* Start GIVEN RECORDS *

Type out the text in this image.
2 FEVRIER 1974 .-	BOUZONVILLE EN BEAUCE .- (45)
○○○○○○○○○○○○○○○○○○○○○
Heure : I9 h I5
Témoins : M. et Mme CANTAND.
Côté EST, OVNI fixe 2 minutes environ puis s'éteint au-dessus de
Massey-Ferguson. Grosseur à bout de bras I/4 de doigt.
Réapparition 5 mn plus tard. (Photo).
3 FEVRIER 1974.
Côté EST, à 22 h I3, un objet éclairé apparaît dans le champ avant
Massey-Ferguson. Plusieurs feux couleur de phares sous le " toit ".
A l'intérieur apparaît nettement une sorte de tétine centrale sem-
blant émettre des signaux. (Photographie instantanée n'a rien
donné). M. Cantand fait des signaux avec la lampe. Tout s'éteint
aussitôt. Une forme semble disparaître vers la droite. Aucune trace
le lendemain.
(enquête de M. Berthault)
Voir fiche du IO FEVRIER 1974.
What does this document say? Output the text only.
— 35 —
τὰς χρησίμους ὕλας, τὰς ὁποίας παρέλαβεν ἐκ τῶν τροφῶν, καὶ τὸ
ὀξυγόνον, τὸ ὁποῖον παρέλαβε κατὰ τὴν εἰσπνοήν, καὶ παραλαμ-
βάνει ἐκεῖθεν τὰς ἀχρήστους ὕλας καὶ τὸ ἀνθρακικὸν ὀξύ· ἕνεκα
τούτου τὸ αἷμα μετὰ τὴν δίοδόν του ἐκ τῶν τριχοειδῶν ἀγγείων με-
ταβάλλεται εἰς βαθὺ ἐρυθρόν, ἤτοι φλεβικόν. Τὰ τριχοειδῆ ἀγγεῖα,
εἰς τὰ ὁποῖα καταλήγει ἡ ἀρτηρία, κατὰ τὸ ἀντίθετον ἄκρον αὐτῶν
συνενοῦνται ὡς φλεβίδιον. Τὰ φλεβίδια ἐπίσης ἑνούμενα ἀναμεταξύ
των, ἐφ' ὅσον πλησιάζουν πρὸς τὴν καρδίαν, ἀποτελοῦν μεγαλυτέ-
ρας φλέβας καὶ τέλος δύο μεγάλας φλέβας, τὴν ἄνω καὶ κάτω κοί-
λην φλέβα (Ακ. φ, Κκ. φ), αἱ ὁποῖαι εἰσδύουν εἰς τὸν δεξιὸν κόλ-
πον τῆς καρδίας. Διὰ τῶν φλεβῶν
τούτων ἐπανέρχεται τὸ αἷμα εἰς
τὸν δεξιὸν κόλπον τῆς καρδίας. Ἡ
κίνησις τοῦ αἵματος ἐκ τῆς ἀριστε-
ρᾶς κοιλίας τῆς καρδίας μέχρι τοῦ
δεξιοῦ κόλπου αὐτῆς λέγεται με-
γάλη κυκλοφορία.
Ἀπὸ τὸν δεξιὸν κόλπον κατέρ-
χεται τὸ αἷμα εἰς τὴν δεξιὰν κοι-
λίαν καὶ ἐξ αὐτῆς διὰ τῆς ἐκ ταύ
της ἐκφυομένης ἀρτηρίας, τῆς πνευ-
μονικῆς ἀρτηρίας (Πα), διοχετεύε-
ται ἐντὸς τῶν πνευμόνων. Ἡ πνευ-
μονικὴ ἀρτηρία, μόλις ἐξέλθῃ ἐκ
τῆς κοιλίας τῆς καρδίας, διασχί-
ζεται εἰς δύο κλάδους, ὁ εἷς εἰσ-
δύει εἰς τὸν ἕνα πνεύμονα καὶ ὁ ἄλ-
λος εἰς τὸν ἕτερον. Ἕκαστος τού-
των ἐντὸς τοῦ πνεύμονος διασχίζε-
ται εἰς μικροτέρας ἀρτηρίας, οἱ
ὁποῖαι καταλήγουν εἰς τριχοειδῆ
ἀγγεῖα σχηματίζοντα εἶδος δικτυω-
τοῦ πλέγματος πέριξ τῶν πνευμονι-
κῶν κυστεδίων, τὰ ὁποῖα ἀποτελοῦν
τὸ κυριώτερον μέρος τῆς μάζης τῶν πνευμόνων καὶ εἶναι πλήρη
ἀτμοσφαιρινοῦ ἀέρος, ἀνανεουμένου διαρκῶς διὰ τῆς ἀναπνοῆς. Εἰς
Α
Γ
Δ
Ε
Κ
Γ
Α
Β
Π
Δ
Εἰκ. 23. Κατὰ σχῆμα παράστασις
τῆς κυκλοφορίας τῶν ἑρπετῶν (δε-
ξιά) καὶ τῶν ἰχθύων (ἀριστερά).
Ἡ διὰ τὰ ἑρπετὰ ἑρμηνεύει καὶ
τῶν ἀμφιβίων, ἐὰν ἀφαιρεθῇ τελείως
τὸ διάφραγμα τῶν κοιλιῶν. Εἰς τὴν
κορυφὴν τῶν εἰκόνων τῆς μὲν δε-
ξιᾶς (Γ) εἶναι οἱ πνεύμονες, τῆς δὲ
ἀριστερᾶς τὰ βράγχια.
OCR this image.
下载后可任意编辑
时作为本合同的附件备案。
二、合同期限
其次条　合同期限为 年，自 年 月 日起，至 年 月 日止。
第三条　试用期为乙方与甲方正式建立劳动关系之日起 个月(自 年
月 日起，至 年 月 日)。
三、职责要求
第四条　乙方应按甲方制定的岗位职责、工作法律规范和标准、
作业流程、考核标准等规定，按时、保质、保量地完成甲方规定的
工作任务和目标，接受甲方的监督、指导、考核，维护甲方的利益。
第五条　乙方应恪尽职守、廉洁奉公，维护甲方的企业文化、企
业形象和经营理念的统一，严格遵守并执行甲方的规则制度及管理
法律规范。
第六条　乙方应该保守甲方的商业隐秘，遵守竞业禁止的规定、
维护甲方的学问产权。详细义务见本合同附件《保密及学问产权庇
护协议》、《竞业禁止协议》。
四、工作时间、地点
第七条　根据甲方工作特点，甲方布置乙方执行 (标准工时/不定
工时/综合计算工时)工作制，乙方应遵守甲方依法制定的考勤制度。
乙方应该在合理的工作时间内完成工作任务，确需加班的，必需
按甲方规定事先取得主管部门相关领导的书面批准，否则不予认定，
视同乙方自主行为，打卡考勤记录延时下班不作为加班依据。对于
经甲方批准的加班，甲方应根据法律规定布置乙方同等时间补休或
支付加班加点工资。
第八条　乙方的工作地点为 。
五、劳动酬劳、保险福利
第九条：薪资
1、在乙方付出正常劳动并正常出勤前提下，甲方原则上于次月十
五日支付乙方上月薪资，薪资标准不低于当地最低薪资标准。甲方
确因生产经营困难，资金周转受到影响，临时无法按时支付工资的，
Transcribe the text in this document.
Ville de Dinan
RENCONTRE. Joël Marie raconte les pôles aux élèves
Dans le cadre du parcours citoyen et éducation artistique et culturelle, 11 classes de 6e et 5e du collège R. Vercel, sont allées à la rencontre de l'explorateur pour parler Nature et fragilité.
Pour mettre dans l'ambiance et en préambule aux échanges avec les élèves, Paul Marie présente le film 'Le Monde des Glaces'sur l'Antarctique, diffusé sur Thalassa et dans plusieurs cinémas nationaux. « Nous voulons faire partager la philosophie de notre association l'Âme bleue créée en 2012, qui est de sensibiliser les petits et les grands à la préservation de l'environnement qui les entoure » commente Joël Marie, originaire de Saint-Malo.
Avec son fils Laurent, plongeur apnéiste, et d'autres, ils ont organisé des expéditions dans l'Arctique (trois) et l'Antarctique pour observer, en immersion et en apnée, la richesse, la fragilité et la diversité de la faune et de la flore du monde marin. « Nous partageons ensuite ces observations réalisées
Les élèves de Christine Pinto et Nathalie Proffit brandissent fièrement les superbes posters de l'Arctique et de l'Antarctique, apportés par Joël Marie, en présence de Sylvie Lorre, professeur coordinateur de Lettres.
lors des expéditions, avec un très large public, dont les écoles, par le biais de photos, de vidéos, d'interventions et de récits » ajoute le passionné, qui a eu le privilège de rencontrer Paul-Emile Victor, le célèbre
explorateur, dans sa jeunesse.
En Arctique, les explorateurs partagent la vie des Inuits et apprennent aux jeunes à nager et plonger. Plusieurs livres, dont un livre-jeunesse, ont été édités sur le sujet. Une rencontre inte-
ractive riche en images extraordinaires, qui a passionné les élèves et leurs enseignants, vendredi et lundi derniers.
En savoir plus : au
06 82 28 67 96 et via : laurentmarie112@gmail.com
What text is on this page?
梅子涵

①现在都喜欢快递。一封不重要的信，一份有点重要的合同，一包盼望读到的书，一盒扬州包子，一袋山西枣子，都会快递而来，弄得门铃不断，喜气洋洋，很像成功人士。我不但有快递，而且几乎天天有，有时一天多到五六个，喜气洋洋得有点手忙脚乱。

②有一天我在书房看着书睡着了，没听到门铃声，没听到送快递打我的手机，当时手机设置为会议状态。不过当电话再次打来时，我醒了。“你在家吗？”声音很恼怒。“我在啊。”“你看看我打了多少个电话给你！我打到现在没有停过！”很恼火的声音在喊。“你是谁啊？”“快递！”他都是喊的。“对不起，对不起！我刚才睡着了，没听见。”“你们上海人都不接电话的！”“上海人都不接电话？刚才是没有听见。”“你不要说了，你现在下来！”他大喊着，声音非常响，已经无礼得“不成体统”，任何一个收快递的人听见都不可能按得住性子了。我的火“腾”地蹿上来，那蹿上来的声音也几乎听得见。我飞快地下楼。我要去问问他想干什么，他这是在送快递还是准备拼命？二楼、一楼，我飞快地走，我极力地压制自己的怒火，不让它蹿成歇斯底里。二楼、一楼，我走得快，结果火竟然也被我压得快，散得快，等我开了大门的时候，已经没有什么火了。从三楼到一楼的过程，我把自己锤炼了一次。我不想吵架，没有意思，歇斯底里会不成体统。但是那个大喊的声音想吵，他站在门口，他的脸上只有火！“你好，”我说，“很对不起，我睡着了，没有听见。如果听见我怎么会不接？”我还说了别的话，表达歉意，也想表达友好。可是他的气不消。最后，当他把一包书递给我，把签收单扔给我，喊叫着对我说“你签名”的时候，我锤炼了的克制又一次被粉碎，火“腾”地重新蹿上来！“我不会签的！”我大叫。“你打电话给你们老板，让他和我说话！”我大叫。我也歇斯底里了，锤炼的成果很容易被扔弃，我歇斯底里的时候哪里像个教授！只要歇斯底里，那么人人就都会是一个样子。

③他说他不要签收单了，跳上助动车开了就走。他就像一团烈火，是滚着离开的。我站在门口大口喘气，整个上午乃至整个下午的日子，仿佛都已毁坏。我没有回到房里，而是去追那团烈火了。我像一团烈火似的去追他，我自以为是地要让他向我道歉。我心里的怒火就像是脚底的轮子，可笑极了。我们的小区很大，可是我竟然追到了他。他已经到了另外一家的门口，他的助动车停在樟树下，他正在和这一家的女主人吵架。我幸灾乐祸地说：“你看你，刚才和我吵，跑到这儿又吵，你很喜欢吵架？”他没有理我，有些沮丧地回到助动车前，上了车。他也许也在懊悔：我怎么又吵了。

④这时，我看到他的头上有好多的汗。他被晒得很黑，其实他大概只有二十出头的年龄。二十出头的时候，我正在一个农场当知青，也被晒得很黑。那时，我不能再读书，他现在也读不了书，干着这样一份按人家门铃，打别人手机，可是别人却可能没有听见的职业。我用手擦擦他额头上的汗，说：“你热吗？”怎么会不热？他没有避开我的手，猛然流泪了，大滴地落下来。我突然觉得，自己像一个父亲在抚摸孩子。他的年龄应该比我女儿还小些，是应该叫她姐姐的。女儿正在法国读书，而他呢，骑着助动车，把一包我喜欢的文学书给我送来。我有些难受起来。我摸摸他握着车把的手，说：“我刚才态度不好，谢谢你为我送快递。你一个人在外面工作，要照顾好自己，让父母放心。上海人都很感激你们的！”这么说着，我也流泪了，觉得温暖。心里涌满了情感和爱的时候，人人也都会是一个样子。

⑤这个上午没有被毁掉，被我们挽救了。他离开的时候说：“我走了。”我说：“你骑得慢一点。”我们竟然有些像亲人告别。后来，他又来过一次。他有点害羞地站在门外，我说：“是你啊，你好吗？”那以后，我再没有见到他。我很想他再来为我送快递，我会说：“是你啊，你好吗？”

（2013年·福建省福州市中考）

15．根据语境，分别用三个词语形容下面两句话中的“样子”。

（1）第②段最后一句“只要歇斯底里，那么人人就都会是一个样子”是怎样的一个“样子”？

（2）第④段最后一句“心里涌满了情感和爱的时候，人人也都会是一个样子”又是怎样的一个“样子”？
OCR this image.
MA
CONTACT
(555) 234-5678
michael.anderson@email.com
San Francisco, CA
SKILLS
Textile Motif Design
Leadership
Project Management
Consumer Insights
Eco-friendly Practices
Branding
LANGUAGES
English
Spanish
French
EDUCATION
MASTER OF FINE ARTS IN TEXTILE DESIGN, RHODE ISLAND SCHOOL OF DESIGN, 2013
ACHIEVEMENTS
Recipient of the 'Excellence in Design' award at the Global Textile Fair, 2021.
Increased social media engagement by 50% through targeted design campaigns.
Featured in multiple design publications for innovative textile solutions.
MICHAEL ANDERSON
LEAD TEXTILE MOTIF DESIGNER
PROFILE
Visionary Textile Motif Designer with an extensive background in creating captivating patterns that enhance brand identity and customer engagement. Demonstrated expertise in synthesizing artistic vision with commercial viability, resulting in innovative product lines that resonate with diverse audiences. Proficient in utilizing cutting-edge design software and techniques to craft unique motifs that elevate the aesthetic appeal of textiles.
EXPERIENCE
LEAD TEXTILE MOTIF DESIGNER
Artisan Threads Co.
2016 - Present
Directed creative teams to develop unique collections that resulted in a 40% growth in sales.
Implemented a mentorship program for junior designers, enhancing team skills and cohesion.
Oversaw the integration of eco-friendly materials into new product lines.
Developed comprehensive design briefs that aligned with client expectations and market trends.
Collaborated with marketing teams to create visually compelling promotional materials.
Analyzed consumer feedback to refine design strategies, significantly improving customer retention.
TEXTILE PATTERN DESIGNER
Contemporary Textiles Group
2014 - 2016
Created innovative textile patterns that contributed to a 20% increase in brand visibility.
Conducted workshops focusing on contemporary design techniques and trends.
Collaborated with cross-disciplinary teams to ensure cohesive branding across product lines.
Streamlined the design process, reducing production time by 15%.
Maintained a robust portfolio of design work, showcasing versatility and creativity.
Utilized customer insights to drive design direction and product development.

* End GIVEN RECORDS *

Find every line with "passionné" in the listing and state how many there are, nothing else.

2